§ Stated exercise
Print out the entries below with no edits.

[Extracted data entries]
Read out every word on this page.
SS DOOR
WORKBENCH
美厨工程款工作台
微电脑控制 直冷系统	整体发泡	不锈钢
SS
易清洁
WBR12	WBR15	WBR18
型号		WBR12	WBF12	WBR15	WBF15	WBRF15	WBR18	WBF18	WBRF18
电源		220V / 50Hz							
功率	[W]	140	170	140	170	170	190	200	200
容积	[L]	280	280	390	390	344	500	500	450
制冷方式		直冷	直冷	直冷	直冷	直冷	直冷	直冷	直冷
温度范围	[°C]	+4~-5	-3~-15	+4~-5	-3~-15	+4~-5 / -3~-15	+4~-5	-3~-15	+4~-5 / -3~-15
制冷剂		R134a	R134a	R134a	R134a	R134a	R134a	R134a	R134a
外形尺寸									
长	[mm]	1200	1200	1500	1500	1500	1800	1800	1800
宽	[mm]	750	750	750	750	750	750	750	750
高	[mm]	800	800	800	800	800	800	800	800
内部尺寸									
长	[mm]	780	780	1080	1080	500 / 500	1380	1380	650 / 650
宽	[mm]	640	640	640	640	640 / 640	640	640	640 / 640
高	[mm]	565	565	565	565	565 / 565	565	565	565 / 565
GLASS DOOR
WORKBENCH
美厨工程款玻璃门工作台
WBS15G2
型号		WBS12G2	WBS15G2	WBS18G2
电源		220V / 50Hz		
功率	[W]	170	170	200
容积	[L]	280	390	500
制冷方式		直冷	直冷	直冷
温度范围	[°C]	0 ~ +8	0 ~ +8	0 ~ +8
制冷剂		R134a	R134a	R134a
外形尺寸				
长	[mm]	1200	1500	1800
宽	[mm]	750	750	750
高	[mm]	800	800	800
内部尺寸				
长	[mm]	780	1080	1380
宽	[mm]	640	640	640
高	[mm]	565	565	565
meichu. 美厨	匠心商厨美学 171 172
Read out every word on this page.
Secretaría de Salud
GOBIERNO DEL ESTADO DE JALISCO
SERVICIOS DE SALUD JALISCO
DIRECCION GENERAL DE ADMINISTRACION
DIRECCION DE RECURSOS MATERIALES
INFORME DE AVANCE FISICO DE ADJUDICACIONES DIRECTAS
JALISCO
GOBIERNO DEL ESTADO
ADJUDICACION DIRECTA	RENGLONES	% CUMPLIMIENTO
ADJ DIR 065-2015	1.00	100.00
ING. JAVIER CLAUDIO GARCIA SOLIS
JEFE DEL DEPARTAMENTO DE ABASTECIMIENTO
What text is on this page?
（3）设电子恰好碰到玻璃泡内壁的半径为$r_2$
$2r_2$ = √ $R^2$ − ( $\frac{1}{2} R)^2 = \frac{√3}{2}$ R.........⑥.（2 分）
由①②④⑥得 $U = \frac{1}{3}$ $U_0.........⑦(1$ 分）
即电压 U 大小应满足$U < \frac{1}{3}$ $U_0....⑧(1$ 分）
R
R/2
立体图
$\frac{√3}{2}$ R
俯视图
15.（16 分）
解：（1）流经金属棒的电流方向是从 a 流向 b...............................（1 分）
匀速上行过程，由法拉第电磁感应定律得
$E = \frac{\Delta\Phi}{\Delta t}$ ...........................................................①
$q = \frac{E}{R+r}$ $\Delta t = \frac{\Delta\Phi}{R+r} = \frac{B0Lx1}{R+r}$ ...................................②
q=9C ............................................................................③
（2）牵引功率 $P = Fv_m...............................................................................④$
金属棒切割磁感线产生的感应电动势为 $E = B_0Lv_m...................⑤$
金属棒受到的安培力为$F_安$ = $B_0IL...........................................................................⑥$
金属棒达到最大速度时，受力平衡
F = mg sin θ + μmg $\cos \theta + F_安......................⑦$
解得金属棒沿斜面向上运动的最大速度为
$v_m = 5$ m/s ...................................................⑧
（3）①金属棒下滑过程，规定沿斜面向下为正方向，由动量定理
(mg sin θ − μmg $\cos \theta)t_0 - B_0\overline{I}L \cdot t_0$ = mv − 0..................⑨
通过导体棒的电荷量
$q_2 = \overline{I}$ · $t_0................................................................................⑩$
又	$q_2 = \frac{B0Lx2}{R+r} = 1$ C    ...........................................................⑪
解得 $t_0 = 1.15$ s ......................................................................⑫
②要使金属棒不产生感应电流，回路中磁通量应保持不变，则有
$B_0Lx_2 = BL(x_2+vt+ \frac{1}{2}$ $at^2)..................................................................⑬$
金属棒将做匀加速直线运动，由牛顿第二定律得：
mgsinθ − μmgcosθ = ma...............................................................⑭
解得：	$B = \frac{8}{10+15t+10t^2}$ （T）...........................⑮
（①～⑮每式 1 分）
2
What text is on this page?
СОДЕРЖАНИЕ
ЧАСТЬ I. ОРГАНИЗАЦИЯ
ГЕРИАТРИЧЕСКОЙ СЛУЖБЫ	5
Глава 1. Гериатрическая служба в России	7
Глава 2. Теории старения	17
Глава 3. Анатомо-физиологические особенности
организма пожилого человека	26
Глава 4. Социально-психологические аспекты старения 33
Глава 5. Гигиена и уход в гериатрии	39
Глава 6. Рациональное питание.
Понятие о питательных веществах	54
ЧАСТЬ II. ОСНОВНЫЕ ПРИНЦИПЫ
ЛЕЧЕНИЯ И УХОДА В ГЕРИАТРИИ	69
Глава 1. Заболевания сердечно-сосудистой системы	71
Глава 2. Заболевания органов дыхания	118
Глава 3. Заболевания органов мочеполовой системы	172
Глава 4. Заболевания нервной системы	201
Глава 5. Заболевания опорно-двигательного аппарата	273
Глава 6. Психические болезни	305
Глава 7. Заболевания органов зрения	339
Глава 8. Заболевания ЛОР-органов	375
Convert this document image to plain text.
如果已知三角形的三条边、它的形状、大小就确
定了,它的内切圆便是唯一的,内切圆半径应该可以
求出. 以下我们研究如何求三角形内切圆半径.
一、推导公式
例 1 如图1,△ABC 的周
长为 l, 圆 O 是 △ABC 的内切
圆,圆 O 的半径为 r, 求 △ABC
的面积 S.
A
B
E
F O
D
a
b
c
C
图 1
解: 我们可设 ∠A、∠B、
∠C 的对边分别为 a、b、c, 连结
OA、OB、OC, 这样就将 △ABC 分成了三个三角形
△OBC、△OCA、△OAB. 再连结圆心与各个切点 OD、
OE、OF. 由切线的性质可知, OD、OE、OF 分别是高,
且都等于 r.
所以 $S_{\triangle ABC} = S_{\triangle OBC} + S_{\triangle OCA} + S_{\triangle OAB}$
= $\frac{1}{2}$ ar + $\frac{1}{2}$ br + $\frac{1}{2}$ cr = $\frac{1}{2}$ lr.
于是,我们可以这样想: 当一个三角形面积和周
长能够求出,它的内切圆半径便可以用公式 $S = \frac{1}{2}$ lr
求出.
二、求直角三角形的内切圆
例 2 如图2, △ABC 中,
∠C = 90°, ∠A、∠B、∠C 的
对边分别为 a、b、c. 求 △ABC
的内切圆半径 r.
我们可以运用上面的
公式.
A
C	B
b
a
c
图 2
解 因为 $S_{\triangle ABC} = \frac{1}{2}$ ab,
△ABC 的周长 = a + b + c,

§ Expected answer
Read out every word on this page.
SS DOOR
WORKBENCH
美厨工程款工作台
微电脑控制 直冷系统	整体发泡	不锈钢
SS
易清洁
WBR12	WBR15	WBR18
型号		WBR12	WBF12	WBR15	WBF15	WBRF15	WBR18	WBF18	WBRF18
电源		220V / 50Hz							
功率	[W]	140	170	140	170	170	190	200	200
容积	[L]	280	280	390	390	344	500	500	450
制冷方式		直冷	直冷	直冷	直冷	直冷	直冷	直冷	直冷
温度范围	[°C]	+4~-5	-3~-15	+4~-5	-3~-15	+4~-5 / -3~-15	+4~-5	-3~-15	+4~-5 / -3~-15
制冷剂		R134a	R134a	R134a	R134a	R134a	R134a	R134a	R134a
外形尺寸									
长	[mm]	1200	1200	1500	1500	1500	1800	1800	1800
宽	[mm]	750	750	750	750	750	750	750	750
高	[mm]	800	800	800	800	800	800	800	800
内部尺寸									
长	[mm]	780	780	1080	1080	500 / 500	1380	1380	650 / 650
宽	[mm]	640	640	640	640	640 / 640	640	640	640 / 640
高	[mm]	565	565	565	565	565 / 565	565	565	565 / 565
GLASS DOOR
WORKBENCH
美厨工程款玻璃门工作台
WBS15G2
型号		WBS12G2	WBS15G2	WBS18G2
电源		220V / 50Hz		
功率	[W]	170	170	200
容积	[L]	280	390	500
制冷方式		直冷	直冷	直冷
温度范围	[°C]	0 ~ +8	0 ~ +8	0 ~ +8
制冷剂		R134a	R134a	R134a
外形尺寸				
长	[mm]	1200	1500	1800
宽	[mm]	750	750	750
高	[mm]	800	800	800
内部尺寸				
长	[mm]	780	1080	1380
宽	[mm]	640	640	640
高	[mm]	565	565	565
meichu. 美厨	匠心商厨美学 171 172
Read out every word on this page.
Secretaría de Salud
GOBIERNO DEL ESTADO DE JALISCO
SERVICIOS DE SALUD JALISCO
DIRECCION GENERAL DE ADMINISTRACION
DIRECCION DE RECURSOS MATERIALES
INFORME DE AVANCE FISICO DE ADJUDICACIONES DIRECTAS
JALISCO
GOBIERNO DEL ESTADO
ADJUDICACION DIRECTA	RENGLONES	% CUMPLIMIENTO
ADJ DIR 065-2015	1.00	100.00
ING. JAVIER CLAUDIO GARCIA SOLIS
JEFE DEL DEPARTAMENTO DE ABASTECIMIENTO
What text is on this page?
（3）设电子恰好碰到玻璃泡内壁的半径为$r_2$
$2r_2$ = √ $R^2$ − ( $\frac{1}{2} R)^2 = \frac{√3}{2}$ R.........⑥.（2 分）
由①②④⑥得 $U = \frac{1}{3}$ $U_0.........⑦(1$ 分）
即电压 U 大小应满足$U < \frac{1}{3}$ $U_0....⑧(1$ 分）
R
R/2
立体图
$\frac{√3}{2}$ R
俯视图
15.（16 分）
解：（1）流经金属棒的电流方向是从 a 流向 b...............................（1 分）
匀速上行过程，由法拉第电磁感应定律得
$E = \frac{\Delta\Phi}{\Delta t}$ ...........................................................①
$q = \frac{E}{R+r}$ $\Delta t = \frac{\Delta\Phi}{R+r} = \frac{B0Lx1}{R+r}$ ...................................②
q=9C ............................................................................③
（2）牵引功率 $P = Fv_m...............................................................................④$
金属棒切割磁感线产生的感应电动势为 $E = B_0Lv_m...................⑤$
金属棒受到的安培力为$F_安$ = $B_0IL...........................................................................⑥$
金属棒达到最大速度时，受力平衡
F = mg sin θ + μmg $\cos \theta + F_安......................⑦$
解得金属棒沿斜面向上运动的最大速度为
$v_m = 5$ m/s ...................................................⑧
（3）①金属棒下滑过程，规定沿斜面向下为正方向，由动量定理
(mg sin θ − μmg $\cos \theta)t_0 - B_0\overline{I}L \cdot t_0$ = mv − 0..................⑨
通过导体棒的电荷量
$q_2 = \overline{I}$ · $t_0................................................................................⑩$
又	$q_2 = \frac{B0Lx2}{R+r} = 1$ C    ...........................................................⑪
解得 $t_0 = 1.15$ s ......................................................................⑫
②要使金属棒不产生感应电流，回路中磁通量应保持不变，则有
$B_0Lx_2 = BL(x_2+vt+ \frac{1}{2}$ $at^2)..................................................................⑬$
金属棒将做匀加速直线运动，由牛顿第二定律得：
mgsinθ − μmgcosθ = ma...............................................................⑭
解得：	$B = \frac{8}{10+15t+10t^2}$ （T）...........................⑮
（①～⑮每式 1 分）
2
What text is on this page?
СОДЕРЖАНИЕ
ЧАСТЬ I. ОРГАНИЗАЦИЯ
ГЕРИАТРИЧЕСКОЙ СЛУЖБЫ	5
Глава 1. Гериатрическая служба в России	7
Глава 2. Теории старения	17
Глава 3. Анатомо-физиологические особенности
организма пожилого человека	26
Глава 4. Социально-психологические аспекты старения 33
Глава 5. Гигиена и уход в гериатрии	39
Глава 6. Рациональное питание.
Понятие о питательных веществах	54
ЧАСТЬ II. ОСНОВНЫЕ ПРИНЦИПЫ
ЛЕЧЕНИЯ И УХОДА В ГЕРИАТРИИ	69
Глава 1. Заболевания сердечно-сосудистой системы	71
Глава 2. Заболевания органов дыхания	118
Глава 3. Заболевания органов мочеполовой системы	172
Глава 4. Заболевания нервной системы	201
Глава 5. Заболевания опорно-двигательного аппарата	273
Глава 6. Психические болезни	305
Глава 7. Заболевания органов зрения	339
Глава 8. Заболевания ЛОР-органов	375
Convert this document image to plain text.
如果已知三角形的三条边、它的形状、大小就确
定了,它的内切圆便是唯一的,内切圆半径应该可以
求出. 以下我们研究如何求三角形内切圆半径.
一、推导公式
例 1 如图1,△ABC 的周
长为 l, 圆 O 是 △ABC 的内切
圆,圆 O 的半径为 r, 求 △ABC
的面积 S.
A
B
E
F O
D
a
b
c
C
图 1
解: 我们可设 ∠A、∠B、
∠C 的对边分别为 a、b、c, 连结
OA、OB、OC, 这样就将 △ABC 分成了三个三角形
△OBC、△OCA、△OAB. 再连结圆心与各个切点 OD、
OE、OF. 由切线的性质可知, OD、OE、OF 分别是高,
且都等于 r.
所以 $S_{\triangle ABC} = S_{\triangle OBC} + S_{\triangle OCA} + S_{\triangle OAB}$
= $\frac{1}{2}$ ar + $\frac{1}{2}$ br + $\frac{1}{2}$ cr = $\frac{1}{2}$ lr.
于是,我们可以这样想: 当一个三角形面积和周
长能够求出,它的内切圆半径便可以用公式 $S = \frac{1}{2}$ lr
求出.
二、求直角三角形的内切圆
例 2 如图2, △ABC 中,
∠C = 90°, ∠A、∠B、∠C 的
对边分别为 a、b、c. 求 △ABC
的内切圆半径 r.
我们可以运用上面的
公式.
A
C	B
b
a
c
图 2
解 因为 $S_{\triangle ABC} = \frac{1}{2}$ ab,
△ABC 的周长 = a + b + c,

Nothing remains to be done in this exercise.